What you need to do |
Find the word "Operating" in the material below and gather every line that contains it.

Data listing |
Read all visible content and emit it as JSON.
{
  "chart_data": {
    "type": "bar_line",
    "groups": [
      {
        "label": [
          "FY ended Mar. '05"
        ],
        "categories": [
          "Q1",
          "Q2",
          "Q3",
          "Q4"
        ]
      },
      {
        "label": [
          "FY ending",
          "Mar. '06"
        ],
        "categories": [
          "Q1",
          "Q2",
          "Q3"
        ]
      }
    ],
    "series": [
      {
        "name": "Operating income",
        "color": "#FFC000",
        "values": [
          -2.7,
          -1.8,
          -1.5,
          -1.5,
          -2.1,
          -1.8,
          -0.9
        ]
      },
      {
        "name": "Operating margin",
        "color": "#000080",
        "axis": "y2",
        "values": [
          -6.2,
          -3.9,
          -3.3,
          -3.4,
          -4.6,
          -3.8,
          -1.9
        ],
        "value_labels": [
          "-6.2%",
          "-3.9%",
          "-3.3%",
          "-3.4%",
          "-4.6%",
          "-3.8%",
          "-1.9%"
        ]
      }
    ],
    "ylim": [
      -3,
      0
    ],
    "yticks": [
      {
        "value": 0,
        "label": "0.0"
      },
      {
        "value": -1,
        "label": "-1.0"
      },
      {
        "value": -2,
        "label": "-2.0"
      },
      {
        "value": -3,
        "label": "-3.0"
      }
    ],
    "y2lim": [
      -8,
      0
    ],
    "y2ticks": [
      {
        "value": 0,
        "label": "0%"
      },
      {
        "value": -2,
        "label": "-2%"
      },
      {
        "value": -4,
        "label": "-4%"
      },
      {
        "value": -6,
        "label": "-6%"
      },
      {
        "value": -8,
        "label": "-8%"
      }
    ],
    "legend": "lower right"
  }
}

Result for this exercise |
        "name": "Operating income",
        "name": "Operating margin",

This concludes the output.